#### Source data

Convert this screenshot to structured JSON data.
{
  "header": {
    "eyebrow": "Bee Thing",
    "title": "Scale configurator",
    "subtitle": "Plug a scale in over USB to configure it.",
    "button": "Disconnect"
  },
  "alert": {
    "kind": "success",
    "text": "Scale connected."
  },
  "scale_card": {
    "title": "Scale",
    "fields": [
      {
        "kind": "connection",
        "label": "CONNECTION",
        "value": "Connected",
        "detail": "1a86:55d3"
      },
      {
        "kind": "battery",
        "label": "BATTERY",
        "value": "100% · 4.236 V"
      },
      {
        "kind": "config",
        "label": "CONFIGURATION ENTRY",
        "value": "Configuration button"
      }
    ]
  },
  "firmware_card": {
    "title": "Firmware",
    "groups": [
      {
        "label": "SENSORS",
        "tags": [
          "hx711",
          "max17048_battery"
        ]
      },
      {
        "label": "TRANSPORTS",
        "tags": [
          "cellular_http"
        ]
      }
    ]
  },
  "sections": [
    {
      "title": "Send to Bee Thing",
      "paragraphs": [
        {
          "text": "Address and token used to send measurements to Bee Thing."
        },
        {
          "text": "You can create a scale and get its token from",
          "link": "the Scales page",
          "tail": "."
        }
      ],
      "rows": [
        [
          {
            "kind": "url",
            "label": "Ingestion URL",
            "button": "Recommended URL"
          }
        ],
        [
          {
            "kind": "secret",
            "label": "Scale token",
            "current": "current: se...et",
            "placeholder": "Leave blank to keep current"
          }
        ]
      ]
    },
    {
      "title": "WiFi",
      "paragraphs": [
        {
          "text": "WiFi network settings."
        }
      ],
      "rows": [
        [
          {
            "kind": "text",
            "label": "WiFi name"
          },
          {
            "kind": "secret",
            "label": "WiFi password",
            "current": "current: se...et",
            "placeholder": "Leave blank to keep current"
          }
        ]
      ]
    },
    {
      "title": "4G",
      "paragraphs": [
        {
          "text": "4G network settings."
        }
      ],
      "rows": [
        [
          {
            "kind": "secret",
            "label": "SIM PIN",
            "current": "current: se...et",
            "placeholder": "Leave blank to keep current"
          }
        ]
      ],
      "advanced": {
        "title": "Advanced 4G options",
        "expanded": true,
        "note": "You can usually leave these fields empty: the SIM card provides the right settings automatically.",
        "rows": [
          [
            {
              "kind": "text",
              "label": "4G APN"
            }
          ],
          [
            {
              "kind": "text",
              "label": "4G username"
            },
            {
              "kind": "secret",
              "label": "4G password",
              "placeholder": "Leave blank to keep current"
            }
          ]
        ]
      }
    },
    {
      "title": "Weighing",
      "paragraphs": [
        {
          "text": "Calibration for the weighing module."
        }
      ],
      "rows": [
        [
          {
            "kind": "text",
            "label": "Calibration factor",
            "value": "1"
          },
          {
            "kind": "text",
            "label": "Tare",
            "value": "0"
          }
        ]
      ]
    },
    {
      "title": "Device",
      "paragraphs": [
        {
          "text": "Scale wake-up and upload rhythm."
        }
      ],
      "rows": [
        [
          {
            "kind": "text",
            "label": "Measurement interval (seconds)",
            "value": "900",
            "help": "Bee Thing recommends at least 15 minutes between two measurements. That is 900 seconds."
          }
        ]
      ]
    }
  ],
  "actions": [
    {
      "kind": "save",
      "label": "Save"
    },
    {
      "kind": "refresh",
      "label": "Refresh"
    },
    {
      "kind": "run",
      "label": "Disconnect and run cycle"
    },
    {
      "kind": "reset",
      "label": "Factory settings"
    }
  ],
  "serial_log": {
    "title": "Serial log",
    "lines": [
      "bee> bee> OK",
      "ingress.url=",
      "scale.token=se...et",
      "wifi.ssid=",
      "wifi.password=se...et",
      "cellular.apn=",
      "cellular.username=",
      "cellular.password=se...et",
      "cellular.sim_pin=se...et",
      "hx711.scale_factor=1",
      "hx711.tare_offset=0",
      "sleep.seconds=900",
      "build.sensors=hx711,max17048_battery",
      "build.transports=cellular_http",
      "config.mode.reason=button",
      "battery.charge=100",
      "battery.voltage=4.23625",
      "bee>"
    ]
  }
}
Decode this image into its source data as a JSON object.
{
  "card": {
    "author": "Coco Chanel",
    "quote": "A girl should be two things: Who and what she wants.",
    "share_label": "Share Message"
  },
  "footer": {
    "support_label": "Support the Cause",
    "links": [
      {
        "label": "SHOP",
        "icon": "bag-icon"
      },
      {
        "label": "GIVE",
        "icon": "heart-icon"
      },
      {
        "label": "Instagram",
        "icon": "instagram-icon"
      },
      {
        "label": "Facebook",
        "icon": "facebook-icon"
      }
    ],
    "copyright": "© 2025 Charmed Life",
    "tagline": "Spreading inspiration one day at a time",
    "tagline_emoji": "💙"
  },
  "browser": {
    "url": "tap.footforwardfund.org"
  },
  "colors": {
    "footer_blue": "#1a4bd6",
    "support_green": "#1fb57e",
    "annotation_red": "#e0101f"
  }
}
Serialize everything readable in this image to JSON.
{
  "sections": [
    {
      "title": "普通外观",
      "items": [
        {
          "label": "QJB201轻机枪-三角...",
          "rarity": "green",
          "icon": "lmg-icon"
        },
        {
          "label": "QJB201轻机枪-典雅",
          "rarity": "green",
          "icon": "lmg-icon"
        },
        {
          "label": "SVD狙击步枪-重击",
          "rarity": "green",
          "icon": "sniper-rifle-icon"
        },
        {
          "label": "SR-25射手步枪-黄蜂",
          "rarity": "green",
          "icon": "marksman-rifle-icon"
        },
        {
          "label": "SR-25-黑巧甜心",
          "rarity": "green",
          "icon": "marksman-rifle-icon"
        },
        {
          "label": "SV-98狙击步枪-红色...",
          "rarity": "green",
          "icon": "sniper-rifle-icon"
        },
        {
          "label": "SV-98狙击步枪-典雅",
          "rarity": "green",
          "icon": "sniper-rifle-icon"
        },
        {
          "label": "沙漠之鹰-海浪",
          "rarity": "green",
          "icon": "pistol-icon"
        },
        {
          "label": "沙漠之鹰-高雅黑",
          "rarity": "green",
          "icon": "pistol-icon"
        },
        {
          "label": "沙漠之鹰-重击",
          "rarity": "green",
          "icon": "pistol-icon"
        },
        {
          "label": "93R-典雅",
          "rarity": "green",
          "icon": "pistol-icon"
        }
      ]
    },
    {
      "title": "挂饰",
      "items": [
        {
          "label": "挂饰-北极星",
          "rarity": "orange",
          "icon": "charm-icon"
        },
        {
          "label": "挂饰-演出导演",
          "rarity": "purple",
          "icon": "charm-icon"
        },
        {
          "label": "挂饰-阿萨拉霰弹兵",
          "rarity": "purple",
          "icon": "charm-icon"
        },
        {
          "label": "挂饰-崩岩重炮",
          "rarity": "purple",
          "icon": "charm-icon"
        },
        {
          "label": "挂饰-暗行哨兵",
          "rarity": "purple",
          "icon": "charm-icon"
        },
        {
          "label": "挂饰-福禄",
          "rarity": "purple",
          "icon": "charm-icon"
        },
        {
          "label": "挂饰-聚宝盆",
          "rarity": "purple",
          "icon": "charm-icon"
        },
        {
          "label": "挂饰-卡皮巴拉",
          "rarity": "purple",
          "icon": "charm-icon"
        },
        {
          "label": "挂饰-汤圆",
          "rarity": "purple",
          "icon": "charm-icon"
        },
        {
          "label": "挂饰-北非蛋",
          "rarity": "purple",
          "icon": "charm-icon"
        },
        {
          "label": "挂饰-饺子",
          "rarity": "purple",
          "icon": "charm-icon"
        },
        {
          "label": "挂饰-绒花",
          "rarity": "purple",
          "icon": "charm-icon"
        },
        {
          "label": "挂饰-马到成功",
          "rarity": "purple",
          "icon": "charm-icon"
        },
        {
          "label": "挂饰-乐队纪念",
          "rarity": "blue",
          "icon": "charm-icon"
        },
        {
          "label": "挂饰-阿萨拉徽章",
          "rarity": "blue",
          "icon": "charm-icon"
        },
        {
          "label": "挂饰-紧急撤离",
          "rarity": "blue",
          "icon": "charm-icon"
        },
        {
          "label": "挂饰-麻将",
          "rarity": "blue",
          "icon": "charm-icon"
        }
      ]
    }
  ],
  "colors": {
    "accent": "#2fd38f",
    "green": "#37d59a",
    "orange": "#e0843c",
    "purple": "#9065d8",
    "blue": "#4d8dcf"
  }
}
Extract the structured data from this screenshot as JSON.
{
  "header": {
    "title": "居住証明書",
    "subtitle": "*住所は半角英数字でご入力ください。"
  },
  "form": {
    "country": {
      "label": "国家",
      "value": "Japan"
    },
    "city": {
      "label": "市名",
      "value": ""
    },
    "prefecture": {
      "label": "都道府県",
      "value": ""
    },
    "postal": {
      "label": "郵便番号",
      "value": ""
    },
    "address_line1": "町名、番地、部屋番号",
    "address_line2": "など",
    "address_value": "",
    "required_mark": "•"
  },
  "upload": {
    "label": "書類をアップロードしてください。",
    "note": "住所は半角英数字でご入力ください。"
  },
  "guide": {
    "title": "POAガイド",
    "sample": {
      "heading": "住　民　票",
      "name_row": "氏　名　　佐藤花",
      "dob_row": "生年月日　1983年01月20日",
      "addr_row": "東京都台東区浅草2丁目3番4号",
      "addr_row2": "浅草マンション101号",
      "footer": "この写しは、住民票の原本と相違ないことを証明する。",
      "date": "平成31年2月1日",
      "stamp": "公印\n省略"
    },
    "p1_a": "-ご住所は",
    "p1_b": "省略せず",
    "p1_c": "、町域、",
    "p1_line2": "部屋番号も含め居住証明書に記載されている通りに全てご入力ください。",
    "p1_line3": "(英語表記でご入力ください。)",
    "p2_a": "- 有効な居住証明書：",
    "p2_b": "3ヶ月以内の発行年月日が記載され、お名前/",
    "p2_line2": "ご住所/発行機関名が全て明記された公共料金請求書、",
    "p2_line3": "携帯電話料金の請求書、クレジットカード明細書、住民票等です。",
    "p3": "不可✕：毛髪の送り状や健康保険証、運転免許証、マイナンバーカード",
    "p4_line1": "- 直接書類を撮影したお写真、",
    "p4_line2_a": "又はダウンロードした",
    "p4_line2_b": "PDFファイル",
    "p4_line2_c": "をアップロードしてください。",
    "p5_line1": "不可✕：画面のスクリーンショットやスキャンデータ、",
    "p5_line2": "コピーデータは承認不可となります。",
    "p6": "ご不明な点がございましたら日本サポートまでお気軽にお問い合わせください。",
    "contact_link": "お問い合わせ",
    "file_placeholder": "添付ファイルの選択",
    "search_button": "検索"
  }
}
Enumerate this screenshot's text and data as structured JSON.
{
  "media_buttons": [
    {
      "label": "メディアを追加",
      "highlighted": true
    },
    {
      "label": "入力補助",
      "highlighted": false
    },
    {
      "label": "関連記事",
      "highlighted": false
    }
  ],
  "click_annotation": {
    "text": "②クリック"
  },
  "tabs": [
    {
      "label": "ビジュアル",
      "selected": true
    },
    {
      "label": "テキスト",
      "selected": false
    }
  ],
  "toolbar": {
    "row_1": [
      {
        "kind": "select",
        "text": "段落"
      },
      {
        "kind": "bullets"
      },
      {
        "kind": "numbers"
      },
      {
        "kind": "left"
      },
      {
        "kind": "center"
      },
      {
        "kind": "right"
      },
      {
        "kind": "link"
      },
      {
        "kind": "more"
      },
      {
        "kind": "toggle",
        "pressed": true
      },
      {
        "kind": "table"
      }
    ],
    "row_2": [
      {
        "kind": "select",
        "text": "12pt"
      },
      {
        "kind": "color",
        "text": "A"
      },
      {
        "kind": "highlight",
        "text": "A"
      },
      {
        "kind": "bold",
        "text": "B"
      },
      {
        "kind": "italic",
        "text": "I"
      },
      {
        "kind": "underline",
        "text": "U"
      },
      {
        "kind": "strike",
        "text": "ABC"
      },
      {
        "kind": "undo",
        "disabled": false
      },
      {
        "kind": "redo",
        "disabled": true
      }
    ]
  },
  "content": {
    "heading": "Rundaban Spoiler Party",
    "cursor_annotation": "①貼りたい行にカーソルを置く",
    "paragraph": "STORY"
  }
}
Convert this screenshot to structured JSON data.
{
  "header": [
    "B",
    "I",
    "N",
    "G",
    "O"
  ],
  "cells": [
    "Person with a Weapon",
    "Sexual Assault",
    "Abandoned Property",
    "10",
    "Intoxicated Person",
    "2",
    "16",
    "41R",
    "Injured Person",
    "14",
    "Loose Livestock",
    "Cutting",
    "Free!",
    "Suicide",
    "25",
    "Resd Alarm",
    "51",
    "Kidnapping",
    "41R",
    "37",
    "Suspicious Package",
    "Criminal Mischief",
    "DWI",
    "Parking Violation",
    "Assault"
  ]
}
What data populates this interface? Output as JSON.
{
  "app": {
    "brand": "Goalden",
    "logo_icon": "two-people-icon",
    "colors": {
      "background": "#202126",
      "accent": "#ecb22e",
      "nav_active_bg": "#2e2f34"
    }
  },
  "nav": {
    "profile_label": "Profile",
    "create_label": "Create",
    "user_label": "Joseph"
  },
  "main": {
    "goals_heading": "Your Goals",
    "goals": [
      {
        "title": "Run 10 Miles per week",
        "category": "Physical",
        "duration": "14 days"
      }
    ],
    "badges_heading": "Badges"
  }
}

########

▶ _What to produce_: Show, from the listing above, each line that contains the word "image".

▶ _Written answer_:
Decode this image into its source data as a JSON object.
Serialize everything readable in this image to JSON.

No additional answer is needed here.